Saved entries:
* * *

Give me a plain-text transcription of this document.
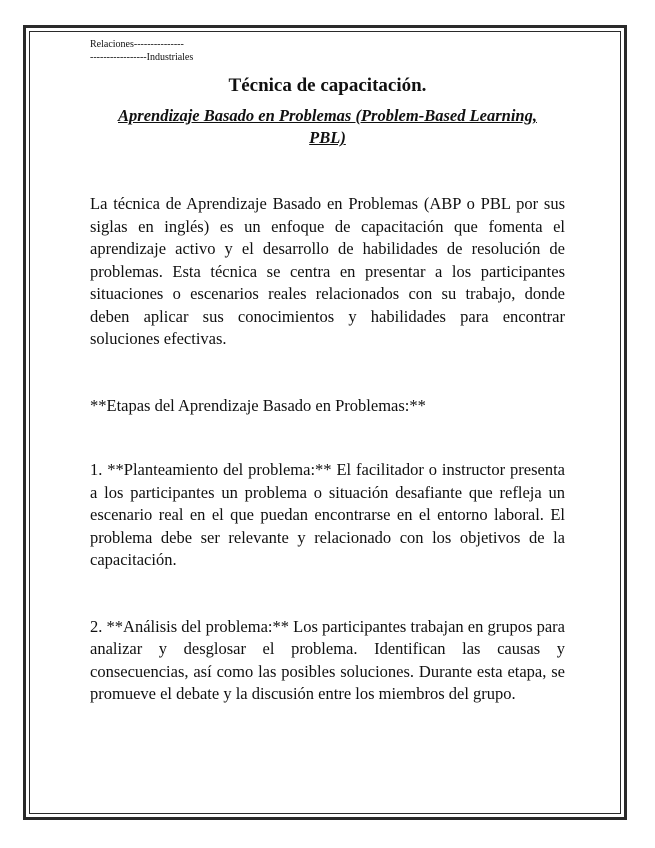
Relaciones---------------
-----------------Industriales
Técnica de capacitación.
Aprendizaje Basado en Problemas (Problem-Based Learning, PBL)
La técnica de Aprendizaje Basado en Problemas (ABP o PBL por sus siglas en inglés) es un enfoque de capacitación que fomenta el aprendizaje activo y el desarrollo de habilidades de resolución de problemas. Esta técnica se centra en presentar a los participantes situaciones o escenarios reales relacionados con su trabajo, donde deben aplicar sus conocimientos y habilidades para encontrar soluciones efectivas.
**Etapas del Aprendizaje Basado en Problemas:**
1. **Planteamiento del problema:** El facilitador o instructor presenta a los participantes un problema o situación desafiante que refleja un escenario real en el que puedan encontrarse en el entorno laboral. El problema debe ser relevante y relacionado con los objetivos de la capacitación.
2. **Análisis del problema:** Los participantes trabajan en grupos para analizar y desglosar el problema. Identifican las causas y consecuencias, así como las posibles soluciones. Durante esta etapa, se promueve el debate y la discusión entre los miembros del grupo.
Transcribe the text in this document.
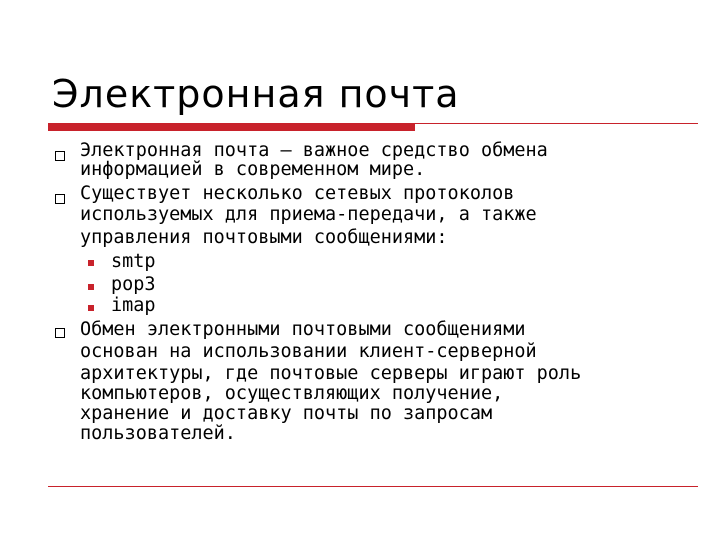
Электронная почта
Электронная почта – важное средство обмена
информацией в современном мире.
Существует несколько сетевых протоколов
используемых для приема-передачи, а также
управления почтовыми сообщениями:
smtp
pop3
imap
Обмен электронными почтовыми сообщениями
основан на использовании клиент-серверной
архитектуры, где почтовые серверы играют роль
компьютеров, осуществляющих получение,
хранение и доставку почты по запросам
пользователей.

* * *

**Stated exercise**
Pictures in the data above should not be copied; transcribe everything else exactly.

**Full solution**
Give me a plain-text transcription of this document.
Relaciones---------------
-----------------Industriales
Técnica de capacitación.
Aprendizaje Basado en Problemas (Problem-Based Learning, PBL)
La técnica de Aprendizaje Basado en Problemas (ABP o PBL por sus siglas en inglés) es un enfoque de capacitación que fomenta el aprendizaje activo y el desarrollo de habilidades de resolución de problemas. Esta técnica se centra en presentar a los participantes situaciones o escenarios reales relacionados con su trabajo, donde deben aplicar sus conocimientos y habilidades para encontrar soluciones efectivas.
**Etapas del Aprendizaje Basado en Problemas:**
1. **Planteamiento del problema:** El facilitador o instructor presenta a los participantes un problema o situación desafiante que refleja un escenario real en el que puedan encontrarse en el entorno laboral. El problema debe ser relevante y relacionado con los objetivos de la capacitación.
2. **Análisis del problema:** Los participantes trabajan en grupos para analizar y desglosar el problema. Identifican las causas y consecuencias, así como las posibles soluciones. Durante esta etapa, se promueve el debate y la discusión entre los miembros del grupo.
Transcribe the text in this document.
Электронная почта
Электронная почта – важное средство обмена
информацией в современном мире.
Существует несколько сетевых протоколов
используемых для приема-передачи, а также
управления почтовыми сообщениями:
smtp
pop3
imap
Обмен электронными почтовыми сообщениями
основан на использовании клиент-серверной
архитектуры, где почтовые серверы играют роль
компьютеров, осуществляющих получение,
хранение и доставку почты по запросам
пользователей.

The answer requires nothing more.